**INPUT RECORDS**
________________________________________

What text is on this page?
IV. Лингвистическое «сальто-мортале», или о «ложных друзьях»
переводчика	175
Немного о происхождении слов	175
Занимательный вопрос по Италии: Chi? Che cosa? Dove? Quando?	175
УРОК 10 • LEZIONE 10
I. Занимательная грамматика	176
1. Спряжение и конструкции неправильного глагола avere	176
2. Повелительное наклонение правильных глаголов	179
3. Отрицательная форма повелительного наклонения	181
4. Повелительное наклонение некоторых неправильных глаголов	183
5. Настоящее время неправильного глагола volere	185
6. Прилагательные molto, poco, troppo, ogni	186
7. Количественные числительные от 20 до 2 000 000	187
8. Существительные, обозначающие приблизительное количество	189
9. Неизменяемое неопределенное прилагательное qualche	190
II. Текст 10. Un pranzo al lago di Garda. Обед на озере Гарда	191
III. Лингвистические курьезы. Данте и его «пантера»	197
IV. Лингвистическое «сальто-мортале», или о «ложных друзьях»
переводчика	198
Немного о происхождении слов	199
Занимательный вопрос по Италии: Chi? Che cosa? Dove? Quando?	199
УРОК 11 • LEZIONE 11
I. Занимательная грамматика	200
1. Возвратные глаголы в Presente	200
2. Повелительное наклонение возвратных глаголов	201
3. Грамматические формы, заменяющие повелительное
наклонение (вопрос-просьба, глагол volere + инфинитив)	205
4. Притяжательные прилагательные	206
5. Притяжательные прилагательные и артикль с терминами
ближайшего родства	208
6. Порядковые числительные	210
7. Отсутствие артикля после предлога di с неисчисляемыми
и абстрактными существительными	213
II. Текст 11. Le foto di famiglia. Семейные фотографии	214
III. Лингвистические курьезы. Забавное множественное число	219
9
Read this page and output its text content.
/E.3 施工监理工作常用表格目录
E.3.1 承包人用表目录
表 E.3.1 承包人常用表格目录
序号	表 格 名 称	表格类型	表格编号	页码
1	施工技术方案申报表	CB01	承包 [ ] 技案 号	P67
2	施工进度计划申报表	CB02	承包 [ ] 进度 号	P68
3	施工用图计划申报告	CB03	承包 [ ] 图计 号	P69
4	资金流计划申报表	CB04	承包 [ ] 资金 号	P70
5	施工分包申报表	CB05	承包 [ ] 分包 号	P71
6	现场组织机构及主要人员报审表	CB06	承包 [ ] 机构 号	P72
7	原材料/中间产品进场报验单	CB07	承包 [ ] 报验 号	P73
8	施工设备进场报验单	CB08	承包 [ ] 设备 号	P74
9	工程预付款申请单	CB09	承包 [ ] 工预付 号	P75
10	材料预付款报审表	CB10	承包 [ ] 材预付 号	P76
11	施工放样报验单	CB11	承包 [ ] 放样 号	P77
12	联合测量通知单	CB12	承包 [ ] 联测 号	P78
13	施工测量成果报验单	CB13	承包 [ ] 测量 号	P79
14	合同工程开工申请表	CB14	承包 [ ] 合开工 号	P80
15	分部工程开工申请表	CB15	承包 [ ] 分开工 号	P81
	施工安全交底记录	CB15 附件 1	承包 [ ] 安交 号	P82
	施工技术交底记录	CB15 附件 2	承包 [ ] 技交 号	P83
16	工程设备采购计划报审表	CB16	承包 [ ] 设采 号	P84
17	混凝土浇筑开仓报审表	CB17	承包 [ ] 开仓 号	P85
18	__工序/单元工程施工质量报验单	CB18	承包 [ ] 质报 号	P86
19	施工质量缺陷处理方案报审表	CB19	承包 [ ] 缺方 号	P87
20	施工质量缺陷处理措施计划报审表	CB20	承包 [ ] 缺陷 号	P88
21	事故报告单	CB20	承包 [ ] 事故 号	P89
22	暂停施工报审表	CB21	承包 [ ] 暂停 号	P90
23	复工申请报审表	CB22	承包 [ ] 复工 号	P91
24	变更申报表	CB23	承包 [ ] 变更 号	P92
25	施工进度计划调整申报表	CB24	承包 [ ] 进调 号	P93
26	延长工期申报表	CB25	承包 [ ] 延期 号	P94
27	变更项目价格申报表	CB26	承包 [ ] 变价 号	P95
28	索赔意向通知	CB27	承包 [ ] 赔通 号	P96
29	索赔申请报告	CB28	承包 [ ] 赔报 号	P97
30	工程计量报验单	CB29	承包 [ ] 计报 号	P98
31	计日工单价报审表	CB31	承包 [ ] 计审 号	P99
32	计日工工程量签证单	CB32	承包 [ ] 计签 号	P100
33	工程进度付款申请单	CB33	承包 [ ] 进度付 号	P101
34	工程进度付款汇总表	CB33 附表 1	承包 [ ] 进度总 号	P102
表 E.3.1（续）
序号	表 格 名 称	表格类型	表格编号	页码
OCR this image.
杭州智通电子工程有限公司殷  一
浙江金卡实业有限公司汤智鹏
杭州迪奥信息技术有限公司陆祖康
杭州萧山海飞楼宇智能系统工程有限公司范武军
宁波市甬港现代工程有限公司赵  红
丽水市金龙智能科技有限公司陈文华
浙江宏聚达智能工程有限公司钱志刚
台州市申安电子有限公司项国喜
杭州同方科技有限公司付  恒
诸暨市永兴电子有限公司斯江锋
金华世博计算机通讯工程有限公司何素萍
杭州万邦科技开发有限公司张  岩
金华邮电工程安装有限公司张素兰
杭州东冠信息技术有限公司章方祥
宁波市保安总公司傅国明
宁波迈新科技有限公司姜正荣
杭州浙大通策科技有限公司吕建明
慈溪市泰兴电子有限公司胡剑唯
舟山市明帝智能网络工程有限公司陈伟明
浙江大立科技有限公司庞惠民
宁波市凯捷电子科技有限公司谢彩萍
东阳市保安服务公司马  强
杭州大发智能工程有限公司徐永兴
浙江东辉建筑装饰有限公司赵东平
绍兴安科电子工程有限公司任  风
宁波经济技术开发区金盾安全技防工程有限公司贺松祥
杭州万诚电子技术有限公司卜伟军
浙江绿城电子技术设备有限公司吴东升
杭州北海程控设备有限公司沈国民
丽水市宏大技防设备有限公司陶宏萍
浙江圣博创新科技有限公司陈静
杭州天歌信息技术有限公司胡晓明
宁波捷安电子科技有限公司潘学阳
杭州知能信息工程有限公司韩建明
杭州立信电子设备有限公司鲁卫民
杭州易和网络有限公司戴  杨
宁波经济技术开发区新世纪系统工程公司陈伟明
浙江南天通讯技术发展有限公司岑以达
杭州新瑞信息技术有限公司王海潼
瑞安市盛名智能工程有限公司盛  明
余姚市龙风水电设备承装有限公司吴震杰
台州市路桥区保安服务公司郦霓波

________________________________________

**GIVEN REQUEST**
Return each entry from the material above exactly as it appears.

**EXERCISE RESPONSE**
What text is on this page?
IV. Лингвистическое «сальто-мортале», или о «ложных друзьях»
переводчика	175
Немного о происхождении слов	175
Занимательный вопрос по Италии: Chi? Che cosa? Dove? Quando?	175
УРОК 10 • LEZIONE 10
I. Занимательная грамматика	176
1. Спряжение и конструкции неправильного глагола avere	176
2. Повелительное наклонение правильных глаголов	179
3. Отрицательная форма повелительного наклонения	181
4. Повелительное наклонение некоторых неправильных глаголов	183
5. Настоящее время неправильного глагола volere	185
6. Прилагательные molto, poco, troppo, ogni	186
7. Количественные числительные от 20 до 2 000 000	187
8. Существительные, обозначающие приблизительное количество	189
9. Неизменяемое неопределенное прилагательное qualche	190
II. Текст 10. Un pranzo al lago di Garda. Обед на озере Гарда	191
III. Лингвистические курьезы. Данте и его «пантера»	197
IV. Лингвистическое «сальто-мортале», или о «ложных друзьях»
переводчика	198
Немного о происхождении слов	199
Занимательный вопрос по Италии: Chi? Che cosa? Dove? Quando?	199
УРОК 11 • LEZIONE 11
I. Занимательная грамматика	200
1. Возвратные глаголы в Presente	200
2. Повелительное наклонение возвратных глаголов	201
3. Грамматические формы, заменяющие повелительное
наклонение (вопрос-просьба, глагол volere + инфинитив)	205
4. Притяжательные прилагательные	206
5. Притяжательные прилагательные и артикль с терминами
ближайшего родства	208
6. Порядковые числительные	210
7. Отсутствие артикля после предлога di с неисчисляемыми
и абстрактными существительными	213
II. Текст 11. Le foto di famiglia. Семейные фотографии	214
III. Лингвистические курьезы. Забавное множественное число	219
9
Read this page and output its text content.
/E.3 施工监理工作常用表格目录
E.3.1 承包人用表目录
表 E.3.1 承包人常用表格目录
序号	表 格 名 称	表格类型	表格编号	页码
1	施工技术方案申报表	CB01	承包 [ ] 技案 号	P67
2	施工进度计划申报表	CB02	承包 [ ] 进度 号	P68
3	施工用图计划申报告	CB03	承包 [ ] 图计 号	P69
4	资金流计划申报表	CB04	承包 [ ] 资金 号	P70
5	施工分包申报表	CB05	承包 [ ] 分包 号	P71
6	现场组织机构及主要人员报审表	CB06	承包 [ ] 机构 号	P72
7	原材料/中间产品进场报验单	CB07	承包 [ ] 报验 号	P73
8	施工设备进场报验单	CB08	承包 [ ] 设备 号	P74
9	工程预付款申请单	CB09	承包 [ ] 工预付 号	P75
10	材料预付款报审表	CB10	承包 [ ] 材预付 号	P76
11	施工放样报验单	CB11	承包 [ ] 放样 号	P77
12	联合测量通知单	CB12	承包 [ ] 联测 号	P78
13	施工测量成果报验单	CB13	承包 [ ] 测量 号	P79
14	合同工程开工申请表	CB14	承包 [ ] 合开工 号	P80
15	分部工程开工申请表	CB15	承包 [ ] 分开工 号	P81
	施工安全交底记录	CB15 附件 1	承包 [ ] 安交 号	P82
	施工技术交底记录	CB15 附件 2	承包 [ ] 技交 号	P83
16	工程设备采购计划报审表	CB16	承包 [ ] 设采 号	P84
17	混凝土浇筑开仓报审表	CB17	承包 [ ] 开仓 号	P85
18	__工序/单元工程施工质量报验单	CB18	承包 [ ] 质报 号	P86
19	施工质量缺陷处理方案报审表	CB19	承包 [ ] 缺方 号	P87
20	施工质量缺陷处理措施计划报审表	CB20	承包 [ ] 缺陷 号	P88
21	事故报告单	CB20	承包 [ ] 事故 号	P89
22	暂停施工报审表	CB21	承包 [ ] 暂停 号	P90
23	复工申请报审表	CB22	承包 [ ] 复工 号	P91
24	变更申报表	CB23	承包 [ ] 变更 号	P92
25	施工进度计划调整申报表	CB24	承包 [ ] 进调 号	P93
26	延长工期申报表	CB25	承包 [ ] 延期 号	P94
27	变更项目价格申报表	CB26	承包 [ ] 变价 号	P95
28	索赔意向通知	CB27	承包 [ ] 赔通 号	P96
29	索赔申请报告	CB28	承包 [ ] 赔报 号	P97
30	工程计量报验单	CB29	承包 [ ] 计报 号	P98
31	计日工单价报审表	CB31	承包 [ ] 计审 号	P99
32	计日工工程量签证单	CB32	承包 [ ] 计签 号	P100
33	工程进度付款申请单	CB33	承包 [ ] 进度付 号	P101
34	工程进度付款汇总表	CB33 附表 1	承包 [ ] 进度总 号	P102
表 E.3.1（续）
序号	表 格 名 称	表格类型	表格编号	页码
OCR this image.
杭州智通电子工程有限公司殷  一
浙江金卡实业有限公司汤智鹏
杭州迪奥信息技术有限公司陆祖康
杭州萧山海飞楼宇智能系统工程有限公司范武军
宁波市甬港现代工程有限公司赵  红
丽水市金龙智能科技有限公司陈文华
浙江宏聚达智能工程有限公司钱志刚
台州市申安电子有限公司项国喜
杭州同方科技有限公司付  恒
诸暨市永兴电子有限公司斯江锋
金华世博计算机通讯工程有限公司何素萍
杭州万邦科技开发有限公司张  岩
金华邮电工程安装有限公司张素兰
杭州东冠信息技术有限公司章方祥
宁波市保安总公司傅国明
宁波迈新科技有限公司姜正荣
杭州浙大通策科技有限公司吕建明
慈溪市泰兴电子有限公司胡剑唯
舟山市明帝智能网络工程有限公司陈伟明
浙江大立科技有限公司庞惠民
宁波市凯捷电子科技有限公司谢彩萍
东阳市保安服务公司马  强
杭州大发智能工程有限公司徐永兴
浙江东辉建筑装饰有限公司赵东平
绍兴安科电子工程有限公司任  风
宁波经济技术开发区金盾安全技防工程有限公司贺松祥
杭州万诚电子技术有限公司卜伟军
浙江绿城电子技术设备有限公司吴东升
杭州北海程控设备有限公司沈国民
丽水市宏大技防设备有限公司陶宏萍
浙江圣博创新科技有限公司陈静
杭州天歌信息技术有限公司胡晓明
宁波捷安电子科技有限公司潘学阳
杭州知能信息工程有限公司韩建明
杭州立信电子设备有限公司鲁卫民
杭州易和网络有限公司戴  杨
宁波经济技术开发区新世纪系统工程公司陈伟明
浙江南天通讯技术发展有限公司岑以达
杭州新瑞信息技术有限公司王海潼
瑞安市盛名智能工程有限公司盛  明
余姚市龙风水电设备承装有限公司吴震杰
台州市路桥区保安服务公司郦霓波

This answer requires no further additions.